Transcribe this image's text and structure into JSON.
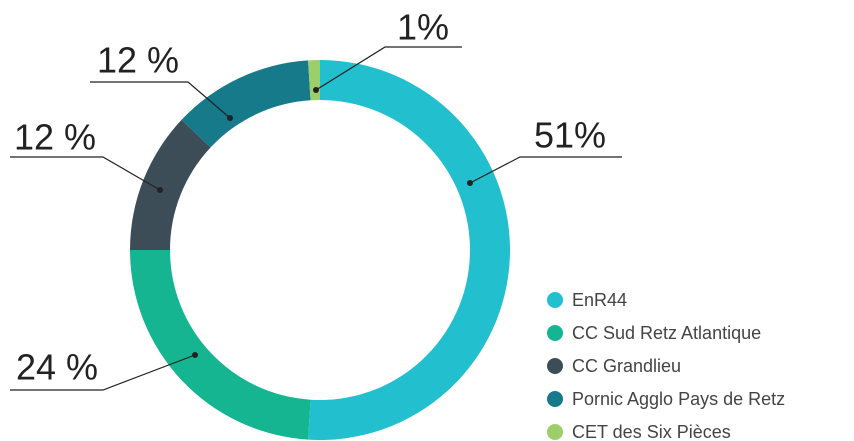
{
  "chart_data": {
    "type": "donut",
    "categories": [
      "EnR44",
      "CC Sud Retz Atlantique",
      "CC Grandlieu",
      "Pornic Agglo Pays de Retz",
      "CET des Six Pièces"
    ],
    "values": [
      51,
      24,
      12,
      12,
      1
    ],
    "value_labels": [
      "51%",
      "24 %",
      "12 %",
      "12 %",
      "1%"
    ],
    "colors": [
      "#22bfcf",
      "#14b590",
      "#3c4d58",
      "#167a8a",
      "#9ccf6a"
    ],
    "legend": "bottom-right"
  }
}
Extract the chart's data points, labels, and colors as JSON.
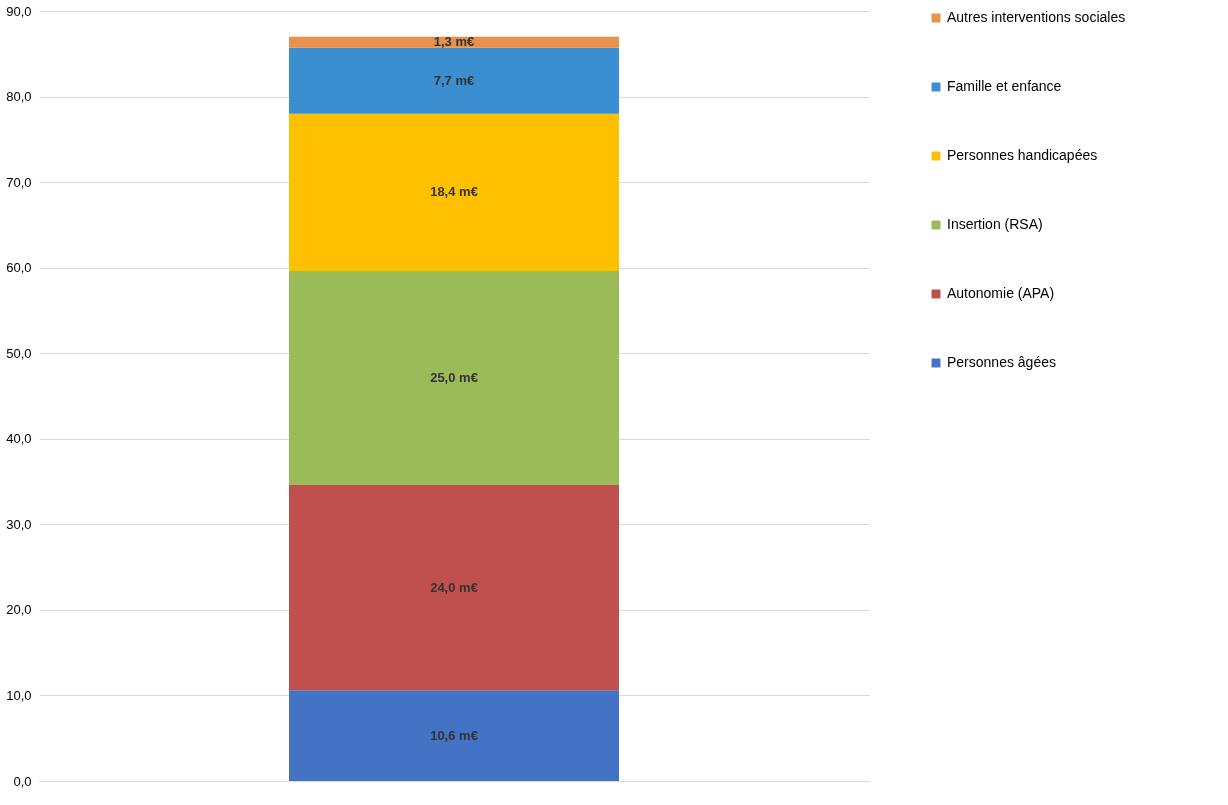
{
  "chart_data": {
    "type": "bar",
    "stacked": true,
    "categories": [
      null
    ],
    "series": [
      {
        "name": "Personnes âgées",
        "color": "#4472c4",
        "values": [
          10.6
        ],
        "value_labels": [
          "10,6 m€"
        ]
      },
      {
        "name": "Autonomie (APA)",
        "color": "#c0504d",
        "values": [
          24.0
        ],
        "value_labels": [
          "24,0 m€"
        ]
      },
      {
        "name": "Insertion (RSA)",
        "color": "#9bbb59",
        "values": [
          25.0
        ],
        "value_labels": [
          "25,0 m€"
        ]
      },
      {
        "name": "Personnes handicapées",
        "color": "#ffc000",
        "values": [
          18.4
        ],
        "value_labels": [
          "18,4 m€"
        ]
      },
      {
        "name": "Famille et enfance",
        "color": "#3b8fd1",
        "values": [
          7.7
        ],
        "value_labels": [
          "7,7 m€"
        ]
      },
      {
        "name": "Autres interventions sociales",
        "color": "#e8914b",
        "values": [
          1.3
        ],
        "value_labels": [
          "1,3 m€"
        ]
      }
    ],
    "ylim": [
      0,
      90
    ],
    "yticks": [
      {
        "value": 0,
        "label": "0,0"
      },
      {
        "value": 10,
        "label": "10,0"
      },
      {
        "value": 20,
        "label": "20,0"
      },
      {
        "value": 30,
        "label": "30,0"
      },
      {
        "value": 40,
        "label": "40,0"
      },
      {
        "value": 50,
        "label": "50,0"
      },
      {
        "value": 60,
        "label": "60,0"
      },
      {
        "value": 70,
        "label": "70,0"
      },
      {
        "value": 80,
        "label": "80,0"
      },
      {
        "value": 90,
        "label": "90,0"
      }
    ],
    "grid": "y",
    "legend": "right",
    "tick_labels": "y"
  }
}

━━━━━━

### THE TASK:
Extract the full listing exactly, with the pictures left out.

### SOLUTION BELOW:
Transcribe this image's text and structure into JSON.
{
  "chart_data": {
    "type": "donut",
    "categories": [
      "EnR44",
      "CC Sud Retz Atlantique",
      "CC Grandlieu",
      "Pornic Agglo Pays de Retz",
      "CET des Six Pièces"
    ],
    "values": [
      51,
      24,
      12,
      12,
      1
    ],
    "value_labels": [
      "51%",
      "24 %",
      "12 %",
      "12 %",
      "1%"
    ],
    "colors": [
      "#22bfcf",
      "#14b590",
      "#3c4d58",
      "#167a8a",
      "#9ccf6a"
    ],
    "legend": "bottom-right"
  }
}
Extract the chart's data points, labels, and colors as JSON.
{
  "chart_data": {
    "type": "bar",
    "stacked": true,
    "categories": [
      null
    ],
    "series": [
      {
        "name": "Personnes âgées",
        "color": "#4472c4",
        "values": [
          10.6
        ],
        "value_labels": [
          "10,6 m€"
        ]
      },
      {
        "name": "Autonomie (APA)",
        "color": "#c0504d",
        "values": [
          24.0
        ],
        "value_labels": [
          "24,0 m€"
        ]
      },
      {
        "name": "Insertion (RSA)",
        "color": "#9bbb59",
        "values": [
          25.0
        ],
        "value_labels": [
          "25,0 m€"
        ]
      },
      {
        "name": "Personnes handicapées",
        "color": "#ffc000",
        "values": [
          18.4
        ],
        "value_labels": [
          "18,4 m€"
        ]
      },
      {
        "name": "Famille et enfance",
        "color": "#3b8fd1",
        "values": [
          7.7
        ],
        "value_labels": [
          "7,7 m€"
        ]
      },
      {
        "name": "Autres interventions sociales",
        "color": "#e8914b",
        "values": [
          1.3
        ],
        "value_labels": [
          "1,3 m€"
        ]
      }
    ],
    "ylim": [
      0,
      90
    ],
    "yticks": [
      {
        "value": 0,
        "label": "0,0"
      },
      {
        "value": 10,
        "label": "10,0"
      },
      {
        "value": 20,
        "label": "20,0"
      },
      {
        "value": 30,
        "label": "30,0"
      },
      {
        "value": 40,
        "label": "40,0"
      },
      {
        "value": 50,
        "label": "50,0"
      },
      {
        "value": 60,
        "label": "60,0"
      },
      {
        "value": 70,
        "label": "70,0"
      },
      {
        "value": 80,
        "label": "80,0"
      },
      {
        "value": 90,
        "label": "90,0"
      }
    ],
    "grid": "y",
    "legend": "right",
    "tick_labels": "y"
  }
}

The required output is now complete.